▶ To do: Retype the material word for word.

▶ Stored records:
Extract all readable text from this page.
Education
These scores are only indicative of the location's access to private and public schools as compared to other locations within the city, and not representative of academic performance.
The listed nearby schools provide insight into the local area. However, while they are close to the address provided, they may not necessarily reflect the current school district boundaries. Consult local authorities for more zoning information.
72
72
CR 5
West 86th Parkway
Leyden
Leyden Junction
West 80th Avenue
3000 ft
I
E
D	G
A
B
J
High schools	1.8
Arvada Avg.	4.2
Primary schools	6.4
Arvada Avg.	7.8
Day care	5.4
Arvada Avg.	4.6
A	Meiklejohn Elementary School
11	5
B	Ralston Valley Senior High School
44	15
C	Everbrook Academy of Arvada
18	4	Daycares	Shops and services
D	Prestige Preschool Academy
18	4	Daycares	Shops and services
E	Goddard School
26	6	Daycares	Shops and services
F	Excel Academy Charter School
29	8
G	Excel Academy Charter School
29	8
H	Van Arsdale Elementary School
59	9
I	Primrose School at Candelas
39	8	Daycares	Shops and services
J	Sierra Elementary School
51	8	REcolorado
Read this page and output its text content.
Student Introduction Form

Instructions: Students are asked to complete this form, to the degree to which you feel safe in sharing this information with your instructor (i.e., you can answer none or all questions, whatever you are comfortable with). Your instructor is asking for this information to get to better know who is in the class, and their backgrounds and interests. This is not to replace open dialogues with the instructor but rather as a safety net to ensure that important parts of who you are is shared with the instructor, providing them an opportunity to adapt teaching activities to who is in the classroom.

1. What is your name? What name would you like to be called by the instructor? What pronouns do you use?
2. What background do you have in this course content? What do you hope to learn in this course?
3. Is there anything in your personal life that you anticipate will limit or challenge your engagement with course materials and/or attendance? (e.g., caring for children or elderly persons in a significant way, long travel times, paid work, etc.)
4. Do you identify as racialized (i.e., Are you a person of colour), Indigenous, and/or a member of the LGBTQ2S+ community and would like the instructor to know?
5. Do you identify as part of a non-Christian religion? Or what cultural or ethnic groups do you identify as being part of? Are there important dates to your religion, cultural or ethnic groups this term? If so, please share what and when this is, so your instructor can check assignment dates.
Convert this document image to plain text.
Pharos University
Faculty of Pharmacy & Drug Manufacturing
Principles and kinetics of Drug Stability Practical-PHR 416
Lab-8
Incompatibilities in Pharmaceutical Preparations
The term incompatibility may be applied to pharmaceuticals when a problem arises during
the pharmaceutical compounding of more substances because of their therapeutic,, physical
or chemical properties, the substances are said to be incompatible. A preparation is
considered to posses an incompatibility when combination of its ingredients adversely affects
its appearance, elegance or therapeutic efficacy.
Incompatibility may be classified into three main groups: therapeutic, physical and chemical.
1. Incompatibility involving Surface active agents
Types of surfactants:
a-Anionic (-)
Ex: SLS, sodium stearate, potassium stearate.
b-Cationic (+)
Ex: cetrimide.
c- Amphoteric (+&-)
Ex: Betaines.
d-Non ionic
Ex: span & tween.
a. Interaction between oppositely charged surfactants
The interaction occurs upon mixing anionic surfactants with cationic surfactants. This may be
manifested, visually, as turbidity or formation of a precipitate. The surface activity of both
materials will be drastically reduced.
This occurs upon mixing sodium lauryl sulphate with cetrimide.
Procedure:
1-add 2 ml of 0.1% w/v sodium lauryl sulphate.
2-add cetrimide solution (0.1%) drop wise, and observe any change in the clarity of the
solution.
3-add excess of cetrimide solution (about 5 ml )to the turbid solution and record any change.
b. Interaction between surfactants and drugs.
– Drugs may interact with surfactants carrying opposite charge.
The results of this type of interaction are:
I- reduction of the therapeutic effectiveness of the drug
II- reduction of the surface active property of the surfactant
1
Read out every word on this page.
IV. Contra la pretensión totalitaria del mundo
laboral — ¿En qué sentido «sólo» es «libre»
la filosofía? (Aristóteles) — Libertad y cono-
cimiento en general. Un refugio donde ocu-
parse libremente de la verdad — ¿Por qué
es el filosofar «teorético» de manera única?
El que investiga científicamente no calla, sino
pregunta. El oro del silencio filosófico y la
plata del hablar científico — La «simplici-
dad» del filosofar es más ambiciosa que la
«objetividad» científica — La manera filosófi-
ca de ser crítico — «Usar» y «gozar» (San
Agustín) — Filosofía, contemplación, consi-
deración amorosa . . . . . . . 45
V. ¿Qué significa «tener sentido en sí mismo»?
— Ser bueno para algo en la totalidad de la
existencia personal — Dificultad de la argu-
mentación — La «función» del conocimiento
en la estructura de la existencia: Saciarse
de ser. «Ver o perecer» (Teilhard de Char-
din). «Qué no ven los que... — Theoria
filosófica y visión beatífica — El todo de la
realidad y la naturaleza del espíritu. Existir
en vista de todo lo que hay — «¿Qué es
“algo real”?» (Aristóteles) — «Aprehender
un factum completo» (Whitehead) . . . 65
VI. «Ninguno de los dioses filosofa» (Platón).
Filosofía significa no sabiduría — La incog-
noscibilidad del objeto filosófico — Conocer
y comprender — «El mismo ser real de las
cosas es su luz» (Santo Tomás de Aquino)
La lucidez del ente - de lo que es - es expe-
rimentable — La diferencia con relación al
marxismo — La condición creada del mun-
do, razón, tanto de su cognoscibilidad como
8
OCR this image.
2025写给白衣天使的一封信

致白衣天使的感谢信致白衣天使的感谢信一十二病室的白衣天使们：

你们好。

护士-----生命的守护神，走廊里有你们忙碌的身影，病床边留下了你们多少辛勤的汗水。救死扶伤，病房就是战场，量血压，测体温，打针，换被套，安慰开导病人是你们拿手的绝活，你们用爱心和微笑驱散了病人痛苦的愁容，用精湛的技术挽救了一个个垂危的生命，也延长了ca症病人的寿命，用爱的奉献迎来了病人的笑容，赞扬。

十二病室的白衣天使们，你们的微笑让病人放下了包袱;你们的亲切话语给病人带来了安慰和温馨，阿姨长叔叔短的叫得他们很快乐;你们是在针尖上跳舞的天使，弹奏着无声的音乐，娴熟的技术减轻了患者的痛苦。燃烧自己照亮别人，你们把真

▶ Completed exercise:
Extract all readable text from this page.
Education
These scores are only indicative of the location's access to private and public schools as compared to other locations within the city, and not representative of academic performance.
The listed nearby schools provide insight into the local area. However, while they are close to the address provided, they may not necessarily reflect the current school district boundaries. Consult local authorities for more zoning information.
72
72
CR 5
West 86th Parkway
Leyden
Leyden Junction
West 80th Avenue
3000 ft
I
E
D	G
A
B
J
High schools	1.8
Arvada Avg.	4.2
Primary schools	6.4
Arvada Avg.	7.8
Day care	5.4
Arvada Avg.	4.6
A	Meiklejohn Elementary School
11	5
B	Ralston Valley Senior High School
44	15
C	Everbrook Academy of Arvada
18	4	Daycares	Shops and services
D	Prestige Preschool Academy
18	4	Daycares	Shops and services
E	Goddard School
26	6	Daycares	Shops and services
F	Excel Academy Charter School
29	8
G	Excel Academy Charter School
29	8
H	Van Arsdale Elementary School
59	9
I	Primrose School at Candelas
39	8	Daycares	Shops and services
J	Sierra Elementary School
51	8	REcolorado
Read this page and output its text content.
Student Introduction Form

Instructions: Students are asked to complete this form, to the degree to which you feel safe in sharing this information with your instructor (i.e., you can answer none or all questions, whatever you are comfortable with). Your instructor is asking for this information to get to better know who is in the class, and their backgrounds and interests. This is not to replace open dialogues with the instructor but rather as a safety net to ensure that important parts of who you are is shared with the instructor, providing them an opportunity to adapt teaching activities to who is in the classroom.

1. What is your name? What name would you like to be called by the instructor? What pronouns do you use?
2. What background do you have in this course content? What do you hope to learn in this course?
3. Is there anything in your personal life that you anticipate will limit or challenge your engagement with course materials and/or attendance? (e.g., caring for children or elderly persons in a significant way, long travel times, paid work, etc.)
4. Do you identify as racialized (i.e., Are you a person of colour), Indigenous, and/or a member of the LGBTQ2S+ community and would like the instructor to know?
5. Do you identify as part of a non-Christian religion? Or what cultural or ethnic groups do you identify as being part of? Are there important dates to your religion, cultural or ethnic groups this term? If so, please share what and when this is, so your instructor can check assignment dates.
Convert this document image to plain text.
Pharos University
Faculty of Pharmacy & Drug Manufacturing
Principles and kinetics of Drug Stability Practical-PHR 416
Lab-8
Incompatibilities in Pharmaceutical Preparations
The term incompatibility may be applied to pharmaceuticals when a problem arises during
the pharmaceutical compounding of more substances because of their therapeutic,, physical
or chemical properties, the substances are said to be incompatible. A preparation is
considered to posses an incompatibility when combination of its ingredients adversely affects
its appearance, elegance or therapeutic efficacy.
Incompatibility may be classified into three main groups: therapeutic, physical and chemical.
1. Incompatibility involving Surface active agents
Types of surfactants:
a-Anionic (-)
Ex: SLS, sodium stearate, potassium stearate.
b-Cationic (+)
Ex: cetrimide.
c- Amphoteric (+&-)
Ex: Betaines.
d-Non ionic
Ex: span & tween.
a. Interaction between oppositely charged surfactants
The interaction occurs upon mixing anionic surfactants with cationic surfactants. This may be
manifested, visually, as turbidity or formation of a precipitate. The surface activity of both
materials will be drastically reduced.
This occurs upon mixing sodium lauryl sulphate with cetrimide.
Procedure:
1-add 2 ml of 0.1% w/v sodium lauryl sulphate.
2-add cetrimide solution (0.1%) drop wise, and observe any change in the clarity of the
solution.
3-add excess of cetrimide solution (about 5 ml )to the turbid solution and record any change.
b. Interaction between surfactants and drugs.
– Drugs may interact with surfactants carrying opposite charge.
The results of this type of interaction are:
I- reduction of the therapeutic effectiveness of the drug
II- reduction of the surface active property of the surfactant
1
Read out every word on this page.
IV. Contra la pretensión totalitaria del mundo
laboral — ¿En qué sentido «sólo» es «libre»
la filosofía? (Aristóteles) — Libertad y cono-
cimiento en general. Un refugio donde ocu-
parse libremente de la verdad — ¿Por qué
es el filosofar «teorético» de manera única?
El que investiga científicamente no calla, sino
pregunta. El oro del silencio filosófico y la
plata del hablar científico — La «simplici-
dad» del filosofar es más ambiciosa que la
«objetividad» científica — La manera filosófi-
ca de ser crítico — «Usar» y «gozar» (San
Agustín) — Filosofía, contemplación, consi-
deración amorosa . . . . . . . 45
V. ¿Qué significa «tener sentido en sí mismo»?
— Ser bueno para algo en la totalidad de la
existencia personal — Dificultad de la argu-
mentación — La «función» del conocimiento
en la estructura de la existencia: Saciarse
de ser. «Ver o perecer» (Teilhard de Char-
din). «Qué no ven los que... — Theoria
filosófica y visión beatífica — El todo de la
realidad y la naturaleza del espíritu. Existir
en vista de todo lo que hay — «¿Qué es
“algo real”?» (Aristóteles) — «Aprehender
un factum completo» (Whitehead) . . . 65
VI. «Ninguno de los dioses filosofa» (Platón).
Filosofía significa no sabiduría — La incog-
noscibilidad del objeto filosófico — Conocer
y comprender — «El mismo ser real de las
cosas es su luz» (Santo Tomás de Aquino)
La lucidez del ente - de lo que es - es expe-
rimentable — La diferencia con relación al
marxismo — La condición creada del mun-
do, razón, tanto de su cognoscibilidad como
8
OCR this image.
2025写给白衣天使的一封信

致白衣天使的感谢信致白衣天使的感谢信一十二病室的白衣天使们：

你们好。

护士-----生命的守护神，走廊里有你们忙碌的身影，病床边留下了你们多少辛勤的汗水。救死扶伤，病房就是战场，量血压，测体温，打针，换被套，安慰开导病人是你们拿手的绝活，你们用爱心和微笑驱散了病人痛苦的愁容，用精湛的技术挽救了一个个垂危的生命，也延长了ca症病人的寿命，用爱的奉献迎来了病人的笑容，赞扬。

十二病室的白衣天使们，你们的微笑让病人放下了包袱;你们的亲切话语给病人带来了安慰和温馨，阿姨长叔叔短的叫得他们很快乐;你们是在针尖上跳舞的天使，弹奏着无声的音乐，娴熟的技术减轻了患者的痛苦。燃烧自己照亮别人，你们把真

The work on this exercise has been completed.